[DOCUMENT SEGMENT Boundary: Start]

When using a text input mask:

a represents an alpha character (A-Z,a-z)

9 represents a numeric character (0-9)

* represents an alphanumeric character (A-Z,a-z,0-9)

All other characters in the mask will be considered mask literals.

By default the placeholder text for non-literal characters in the field will be _ (the underscore character). To change this for a given input field, use the mask_placeholder argument to the TextInputWidget:

form['date'].widget = TextInputWidget(mask='99/99/9999',
                                      mask_placeholder="-")

Example masks:

Date
99/99/9999
US Phone
  1. 999-9999
US SSN
999-99-9999

When this option is used, the jquery.maskedinput library must be loaded into the page serving the form for the mask argument to have any effect. A copy of this library is available in the static/scripts directory of the deform package itself.

See http://deformdemo.repoze.org/text_input_masks/ for a working example.

Use of a text input mask is not a replacement for server-side validation of the field; it is purely a UI affordance. If the data must be checked at input time a separate validator should be attached to the related schema node.

[DOCUMENT SEGMENT Boundary: End]
[EXTRACTED RECORDS Boundary: Start]

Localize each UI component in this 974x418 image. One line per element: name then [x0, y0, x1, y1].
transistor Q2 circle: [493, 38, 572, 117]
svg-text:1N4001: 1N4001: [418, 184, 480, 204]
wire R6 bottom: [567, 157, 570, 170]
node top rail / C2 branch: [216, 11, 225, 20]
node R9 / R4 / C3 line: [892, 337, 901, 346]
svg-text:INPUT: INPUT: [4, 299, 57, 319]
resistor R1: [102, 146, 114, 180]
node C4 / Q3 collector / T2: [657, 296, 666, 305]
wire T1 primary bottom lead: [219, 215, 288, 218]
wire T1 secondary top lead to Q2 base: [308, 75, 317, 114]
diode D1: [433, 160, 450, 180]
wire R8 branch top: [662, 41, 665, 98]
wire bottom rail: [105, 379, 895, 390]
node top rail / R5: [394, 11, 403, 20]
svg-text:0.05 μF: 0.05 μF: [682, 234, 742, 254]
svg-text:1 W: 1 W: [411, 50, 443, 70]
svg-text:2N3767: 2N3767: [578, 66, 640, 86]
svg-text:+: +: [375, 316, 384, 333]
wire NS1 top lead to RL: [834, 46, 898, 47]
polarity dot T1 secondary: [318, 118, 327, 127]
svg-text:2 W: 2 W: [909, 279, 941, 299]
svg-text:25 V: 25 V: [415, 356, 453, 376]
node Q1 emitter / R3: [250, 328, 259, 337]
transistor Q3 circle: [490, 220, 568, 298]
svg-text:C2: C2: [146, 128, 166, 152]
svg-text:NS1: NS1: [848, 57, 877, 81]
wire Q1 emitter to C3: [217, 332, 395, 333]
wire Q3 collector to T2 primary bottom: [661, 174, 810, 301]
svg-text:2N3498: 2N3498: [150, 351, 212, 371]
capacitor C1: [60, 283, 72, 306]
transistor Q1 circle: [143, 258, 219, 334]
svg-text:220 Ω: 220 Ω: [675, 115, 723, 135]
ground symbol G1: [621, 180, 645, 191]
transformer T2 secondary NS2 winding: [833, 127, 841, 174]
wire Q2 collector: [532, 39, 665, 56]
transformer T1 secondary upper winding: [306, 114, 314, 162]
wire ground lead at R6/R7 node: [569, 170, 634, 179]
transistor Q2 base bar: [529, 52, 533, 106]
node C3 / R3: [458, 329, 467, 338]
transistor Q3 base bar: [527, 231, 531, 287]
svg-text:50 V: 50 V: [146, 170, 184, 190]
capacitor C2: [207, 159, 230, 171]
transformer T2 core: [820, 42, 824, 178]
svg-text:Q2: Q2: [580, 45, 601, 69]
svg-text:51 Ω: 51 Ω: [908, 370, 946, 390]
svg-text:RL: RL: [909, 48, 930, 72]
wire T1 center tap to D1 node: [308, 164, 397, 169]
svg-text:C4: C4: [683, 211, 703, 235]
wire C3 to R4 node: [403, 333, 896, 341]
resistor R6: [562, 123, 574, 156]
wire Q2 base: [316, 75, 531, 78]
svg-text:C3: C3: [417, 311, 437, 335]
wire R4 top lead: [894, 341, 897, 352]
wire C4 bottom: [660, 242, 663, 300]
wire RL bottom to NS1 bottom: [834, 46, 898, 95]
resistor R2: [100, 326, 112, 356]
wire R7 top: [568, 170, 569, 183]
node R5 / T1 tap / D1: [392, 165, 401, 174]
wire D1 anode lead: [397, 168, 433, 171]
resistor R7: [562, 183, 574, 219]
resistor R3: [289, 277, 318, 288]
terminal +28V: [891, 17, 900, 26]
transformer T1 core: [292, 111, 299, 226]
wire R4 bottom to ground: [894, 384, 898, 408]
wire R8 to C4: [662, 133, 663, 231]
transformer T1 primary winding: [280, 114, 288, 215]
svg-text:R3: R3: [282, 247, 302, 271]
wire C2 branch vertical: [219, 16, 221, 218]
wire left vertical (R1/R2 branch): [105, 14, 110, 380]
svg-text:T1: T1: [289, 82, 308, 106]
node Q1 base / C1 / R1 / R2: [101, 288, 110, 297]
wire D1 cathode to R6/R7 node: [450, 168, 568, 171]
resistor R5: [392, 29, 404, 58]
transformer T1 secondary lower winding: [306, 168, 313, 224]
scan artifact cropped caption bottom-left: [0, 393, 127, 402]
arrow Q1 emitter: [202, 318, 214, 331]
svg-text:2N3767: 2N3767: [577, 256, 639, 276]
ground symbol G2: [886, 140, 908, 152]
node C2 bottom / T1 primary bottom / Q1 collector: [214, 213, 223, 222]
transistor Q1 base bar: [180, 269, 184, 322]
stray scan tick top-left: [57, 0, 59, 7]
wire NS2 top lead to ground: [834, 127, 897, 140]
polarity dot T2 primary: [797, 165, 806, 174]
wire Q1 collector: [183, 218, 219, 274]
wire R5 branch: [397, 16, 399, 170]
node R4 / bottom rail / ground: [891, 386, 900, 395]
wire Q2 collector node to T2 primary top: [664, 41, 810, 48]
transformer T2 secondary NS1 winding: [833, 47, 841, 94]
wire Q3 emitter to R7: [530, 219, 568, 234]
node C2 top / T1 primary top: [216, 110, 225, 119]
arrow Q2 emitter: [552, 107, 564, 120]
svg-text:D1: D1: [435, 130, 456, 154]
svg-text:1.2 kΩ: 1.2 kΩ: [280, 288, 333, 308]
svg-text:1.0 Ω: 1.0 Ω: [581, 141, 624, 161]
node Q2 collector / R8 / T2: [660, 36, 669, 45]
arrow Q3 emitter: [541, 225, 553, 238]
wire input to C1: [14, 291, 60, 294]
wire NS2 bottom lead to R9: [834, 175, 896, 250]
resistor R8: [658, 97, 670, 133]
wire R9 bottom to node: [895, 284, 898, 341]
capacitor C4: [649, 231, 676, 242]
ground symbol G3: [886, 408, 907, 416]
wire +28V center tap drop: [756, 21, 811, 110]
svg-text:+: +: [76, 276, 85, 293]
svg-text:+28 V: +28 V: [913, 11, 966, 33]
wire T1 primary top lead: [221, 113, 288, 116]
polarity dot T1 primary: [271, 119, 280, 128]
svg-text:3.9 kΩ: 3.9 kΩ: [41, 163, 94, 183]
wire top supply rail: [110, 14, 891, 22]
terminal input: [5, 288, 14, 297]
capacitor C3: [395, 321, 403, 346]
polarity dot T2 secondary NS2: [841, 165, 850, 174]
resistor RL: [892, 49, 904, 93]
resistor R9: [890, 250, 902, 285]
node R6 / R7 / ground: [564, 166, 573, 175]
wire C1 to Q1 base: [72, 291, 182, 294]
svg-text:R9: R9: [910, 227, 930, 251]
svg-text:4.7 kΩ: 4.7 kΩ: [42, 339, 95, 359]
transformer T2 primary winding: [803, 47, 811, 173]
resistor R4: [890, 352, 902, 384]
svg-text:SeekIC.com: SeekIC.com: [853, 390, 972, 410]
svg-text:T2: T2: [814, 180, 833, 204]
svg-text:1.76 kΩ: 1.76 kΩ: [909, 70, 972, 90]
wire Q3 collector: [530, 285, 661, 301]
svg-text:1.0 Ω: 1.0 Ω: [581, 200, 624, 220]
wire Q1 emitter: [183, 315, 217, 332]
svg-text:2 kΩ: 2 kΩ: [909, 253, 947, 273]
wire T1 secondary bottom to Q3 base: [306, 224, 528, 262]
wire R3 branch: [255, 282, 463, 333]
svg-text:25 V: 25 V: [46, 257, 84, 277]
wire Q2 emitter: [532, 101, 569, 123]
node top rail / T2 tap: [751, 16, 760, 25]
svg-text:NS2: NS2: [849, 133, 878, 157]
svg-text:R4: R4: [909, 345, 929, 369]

[EXTRACTED RECORDS Boundary: End]

LIST OF TASKS ::
1 – Say whether each statement agrees with the text on text input masks. For each, answer yes or no and quote the words of the text that decide it.
(a) In a mask, 9 stands for a numeric character.
(b) By default, the placeholder for non-literal characters is a hyphen.
(c) A text input mask can replace server-side validation of the field.
2 – Extend the text on text input masks, starting after its final sentence.
The rows aren't needed for this.

YOUR WRITTEN ANSWERS ::
1 –
(a) Yes: "9 represents a numeric character (0-9)"
(b) No: "By default the placeholder text for non-literal characters in the field will be _ (the underscore character)."
(c) No: "Use of a text input mask is not a replacement for server-side validation of the field"

2 –
Using the AutocompleteInputWidget

The deform.widget.AutocompleteInputWidget widget allows for client side autocompletion from provided choices in a text input field. To use this you MUST ensure that jQuery and the JQuery UI plugin are available to the page where the deform.widget.AutocompleteInputWidget widget is rendered.

For convenience a version of the JQuery UI (which includes the autocomplete sublibrary) is included in the deform static directory. Additionally, the JQuery UI styles for the selection box are also included in the deform static directory. See Serving up the Rendered Form and The (High-Level) deform.Field.get_widget_resources() Method for more information about using the included libraries from your application.

A very simple example of using deform.widget.AutocompleteInputWidget follows:

form['frozznobs'].widget = AutocompleteInputWidget(
                             values=['spam', 'eggs', 'bar', 'baz'])

Instead of a list of values a URL can be provided to values:

form['frobsnozz'].widget = AutocompleteInputWidget(
                             values='http://example.com/someapi')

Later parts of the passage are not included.